(Records from a dataset)
--- --- ---
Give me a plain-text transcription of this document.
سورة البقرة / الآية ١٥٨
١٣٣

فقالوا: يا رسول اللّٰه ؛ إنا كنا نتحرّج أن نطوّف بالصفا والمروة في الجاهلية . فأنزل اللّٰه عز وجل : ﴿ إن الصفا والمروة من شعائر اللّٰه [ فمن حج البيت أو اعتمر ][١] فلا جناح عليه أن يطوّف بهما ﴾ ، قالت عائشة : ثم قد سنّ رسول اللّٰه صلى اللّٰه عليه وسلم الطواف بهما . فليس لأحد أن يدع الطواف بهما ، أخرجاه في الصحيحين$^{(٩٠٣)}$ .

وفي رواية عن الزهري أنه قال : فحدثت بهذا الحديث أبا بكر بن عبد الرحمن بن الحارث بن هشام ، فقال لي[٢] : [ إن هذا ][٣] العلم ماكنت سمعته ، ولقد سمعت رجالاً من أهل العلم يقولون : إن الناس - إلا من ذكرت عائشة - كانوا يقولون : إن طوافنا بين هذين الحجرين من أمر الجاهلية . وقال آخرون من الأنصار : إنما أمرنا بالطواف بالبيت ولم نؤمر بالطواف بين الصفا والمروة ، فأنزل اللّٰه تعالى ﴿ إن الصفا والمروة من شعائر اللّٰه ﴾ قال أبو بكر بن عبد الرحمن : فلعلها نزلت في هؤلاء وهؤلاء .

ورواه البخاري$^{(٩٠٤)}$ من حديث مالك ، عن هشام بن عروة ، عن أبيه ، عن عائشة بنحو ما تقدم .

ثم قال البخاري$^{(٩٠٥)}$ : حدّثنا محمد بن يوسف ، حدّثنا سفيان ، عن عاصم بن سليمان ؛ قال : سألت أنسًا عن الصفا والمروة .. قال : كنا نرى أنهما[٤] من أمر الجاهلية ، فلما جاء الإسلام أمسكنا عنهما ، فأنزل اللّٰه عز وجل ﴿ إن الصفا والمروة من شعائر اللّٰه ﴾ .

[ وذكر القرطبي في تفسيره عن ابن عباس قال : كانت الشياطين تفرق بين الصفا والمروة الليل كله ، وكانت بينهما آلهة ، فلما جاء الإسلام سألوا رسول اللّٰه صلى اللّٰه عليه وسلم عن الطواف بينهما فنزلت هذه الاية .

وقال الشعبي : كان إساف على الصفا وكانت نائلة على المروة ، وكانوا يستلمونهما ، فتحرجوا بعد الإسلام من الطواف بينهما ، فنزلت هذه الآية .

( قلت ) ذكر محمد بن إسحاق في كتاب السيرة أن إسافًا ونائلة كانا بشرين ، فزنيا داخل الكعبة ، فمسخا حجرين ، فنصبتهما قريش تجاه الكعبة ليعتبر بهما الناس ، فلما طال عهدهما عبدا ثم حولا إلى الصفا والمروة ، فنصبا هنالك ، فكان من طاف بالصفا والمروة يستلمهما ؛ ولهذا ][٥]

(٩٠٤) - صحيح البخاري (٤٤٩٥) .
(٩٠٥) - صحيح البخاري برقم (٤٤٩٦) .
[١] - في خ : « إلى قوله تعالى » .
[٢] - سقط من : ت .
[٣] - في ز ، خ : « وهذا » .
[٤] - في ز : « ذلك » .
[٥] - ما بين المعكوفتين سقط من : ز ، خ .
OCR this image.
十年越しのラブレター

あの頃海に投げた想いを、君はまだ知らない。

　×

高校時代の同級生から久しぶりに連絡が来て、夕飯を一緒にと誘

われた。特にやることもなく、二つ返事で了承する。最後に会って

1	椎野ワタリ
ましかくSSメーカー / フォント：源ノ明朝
--- --- ---
WRITTEN REQUEST ::
Write the complete data out, exactly as above.

FULL RESPONSE ::
Give me a plain-text transcription of this document.
سورة البقرة / الآية ١٥٨
١٣٣

فقالوا: يا رسول اللّٰه ؛ إنا كنا نتحرّج أن نطوّف بالصفا والمروة في الجاهلية . فأنزل اللّٰه عز وجل : ﴿ إن الصفا والمروة من شعائر اللّٰه [ فمن حج البيت أو اعتمر ][١] فلا جناح عليه أن يطوّف بهما ﴾ ، قالت عائشة : ثم قد سنّ رسول اللّٰه صلى اللّٰه عليه وسلم الطواف بهما . فليس لأحد أن يدع الطواف بهما ، أخرجاه في الصحيحين$^{(٩٠٣)}$ .

وفي رواية عن الزهري أنه قال : فحدثت بهذا الحديث أبا بكر بن عبد الرحمن بن الحارث بن هشام ، فقال لي[٢] : [ إن هذا ][٣] العلم ماكنت سمعته ، ولقد سمعت رجالاً من أهل العلم يقولون : إن الناس - إلا من ذكرت عائشة - كانوا يقولون : إن طوافنا بين هذين الحجرين من أمر الجاهلية . وقال آخرون من الأنصار : إنما أمرنا بالطواف بالبيت ولم نؤمر بالطواف بين الصفا والمروة ، فأنزل اللّٰه تعالى ﴿ إن الصفا والمروة من شعائر اللّٰه ﴾ قال أبو بكر بن عبد الرحمن : فلعلها نزلت في هؤلاء وهؤلاء .

ورواه البخاري$^{(٩٠٤)}$ من حديث مالك ، عن هشام بن عروة ، عن أبيه ، عن عائشة بنحو ما تقدم .

ثم قال البخاري$^{(٩٠٥)}$ : حدّثنا محمد بن يوسف ، حدّثنا سفيان ، عن عاصم بن سليمان ؛ قال : سألت أنسًا عن الصفا والمروة .. قال : كنا نرى أنهما[٤] من أمر الجاهلية ، فلما جاء الإسلام أمسكنا عنهما ، فأنزل اللّٰه عز وجل ﴿ إن الصفا والمروة من شعائر اللّٰه ﴾ .

[ وذكر القرطبي في تفسيره عن ابن عباس قال : كانت الشياطين تفرق بين الصفا والمروة الليل كله ، وكانت بينهما آلهة ، فلما جاء الإسلام سألوا رسول اللّٰه صلى اللّٰه عليه وسلم عن الطواف بينهما فنزلت هذه الاية .

وقال الشعبي : كان إساف على الصفا وكانت نائلة على المروة ، وكانوا يستلمونهما ، فتحرجوا بعد الإسلام من الطواف بينهما ، فنزلت هذه الآية .

( قلت ) ذكر محمد بن إسحاق في كتاب السيرة أن إسافًا ونائلة كانا بشرين ، فزنيا داخل الكعبة ، فمسخا حجرين ، فنصبتهما قريش تجاه الكعبة ليعتبر بهما الناس ، فلما طال عهدهما عبدا ثم حولا إلى الصفا والمروة ، فنصبا هنالك ، فكان من طاف بالصفا والمروة يستلمهما ؛ ولهذا ][٥]

(٩٠٤) - صحيح البخاري (٤٤٩٥) .
(٩٠٥) - صحيح البخاري برقم (٤٤٩٦) .
[١] - في خ : « إلى قوله تعالى » .
[٢] - سقط من : ت .
[٣] - في ز ، خ : « وهذا » .
[٤] - في ز : « ذلك » .
[٥] - ما بين المعكوفتين سقط من : ز ، خ .
OCR this image.
十年越しのラブレター

あの頃海に投げた想いを、君はまだ知らない。

　×

高校時代の同級生から久しぶりに連絡が来て、夕飯を一緒にと誘

われた。特にやることもなく、二つ返事で了承する。最後に会って

1	椎野ワタリ
ましかくSSメーカー / フォント：源ノ明朝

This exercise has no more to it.